■ What you should do
Write the data out again in full, with no departure from the original.

■ Data shown
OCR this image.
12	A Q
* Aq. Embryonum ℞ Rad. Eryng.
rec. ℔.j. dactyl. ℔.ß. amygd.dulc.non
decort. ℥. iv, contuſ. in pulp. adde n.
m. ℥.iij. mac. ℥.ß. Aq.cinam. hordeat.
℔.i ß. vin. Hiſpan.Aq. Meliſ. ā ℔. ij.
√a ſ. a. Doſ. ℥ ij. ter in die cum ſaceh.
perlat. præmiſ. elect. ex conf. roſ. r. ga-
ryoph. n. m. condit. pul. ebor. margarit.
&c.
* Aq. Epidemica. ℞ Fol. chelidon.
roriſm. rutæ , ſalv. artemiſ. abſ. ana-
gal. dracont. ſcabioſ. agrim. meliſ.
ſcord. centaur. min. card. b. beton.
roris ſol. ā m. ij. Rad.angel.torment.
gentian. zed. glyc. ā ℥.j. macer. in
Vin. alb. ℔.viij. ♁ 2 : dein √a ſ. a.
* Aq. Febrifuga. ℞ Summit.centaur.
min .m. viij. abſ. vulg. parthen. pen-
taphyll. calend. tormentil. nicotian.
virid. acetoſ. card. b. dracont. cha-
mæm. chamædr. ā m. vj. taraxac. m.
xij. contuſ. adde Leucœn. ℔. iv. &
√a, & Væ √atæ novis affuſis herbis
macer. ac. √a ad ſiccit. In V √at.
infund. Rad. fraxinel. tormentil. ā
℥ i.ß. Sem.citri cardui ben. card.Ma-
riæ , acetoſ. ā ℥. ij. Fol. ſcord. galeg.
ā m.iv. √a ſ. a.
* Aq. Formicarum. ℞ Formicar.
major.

■ Solution
OCR this image.
12	A Q
* Aq. Embryonum ℞ Rad. Eryng.
rec. ℔.j. dactyl. ℔.ß. amygd.dulc.non
decort. ℥. iv, contuſ. in pulp. adde n.
m. ℥.iij. mac. ℥.ß. Aq.cinam. hordeat.
℔.i ß. vin. Hiſpan.Aq. Meliſ. ā ℔. ij.
√a ſ. a. Doſ. ℥ ij. ter in die cum ſaceh.
perlat. præmiſ. elect. ex conf. roſ. r. ga-
ryoph. n. m. condit. pul. ebor. margarit.
&c.
* Aq. Epidemica. ℞ Fol. chelidon.
roriſm. rutæ , ſalv. artemiſ. abſ. ana-
gal. dracont. ſcabioſ. agrim. meliſ.
ſcord. centaur. min. card. b. beton.
roris ſol. ā m. ij. Rad.angel.torment.
gentian. zed. glyc. ā ℥.j. macer. in
Vin. alb. ℔.viij. ♁ 2 : dein √a ſ. a.
* Aq. Febrifuga. ℞ Summit.centaur.
min .m. viij. abſ. vulg. parthen. pen-
taphyll. calend. tormentil. nicotian.
virid. acetoſ. card. b. dracont. cha-
mæm. chamædr. ā m. vj. taraxac. m.
xij. contuſ. adde Leucœn. ℔. iv. &
√a, & Væ √atæ novis affuſis herbis
macer. ac. √a ad ſiccit. In V √at.
infund. Rad. fraxinel. tormentil. ā
℥ i.ß. Sem.citri cardui ben. card.Ma-
riæ , acetoſ. ā ℥. ij. Fol. ſcord. galeg.
ā m.iv. √a ſ. a.
* Aq. Formicarum. ℞ Formicar.
major.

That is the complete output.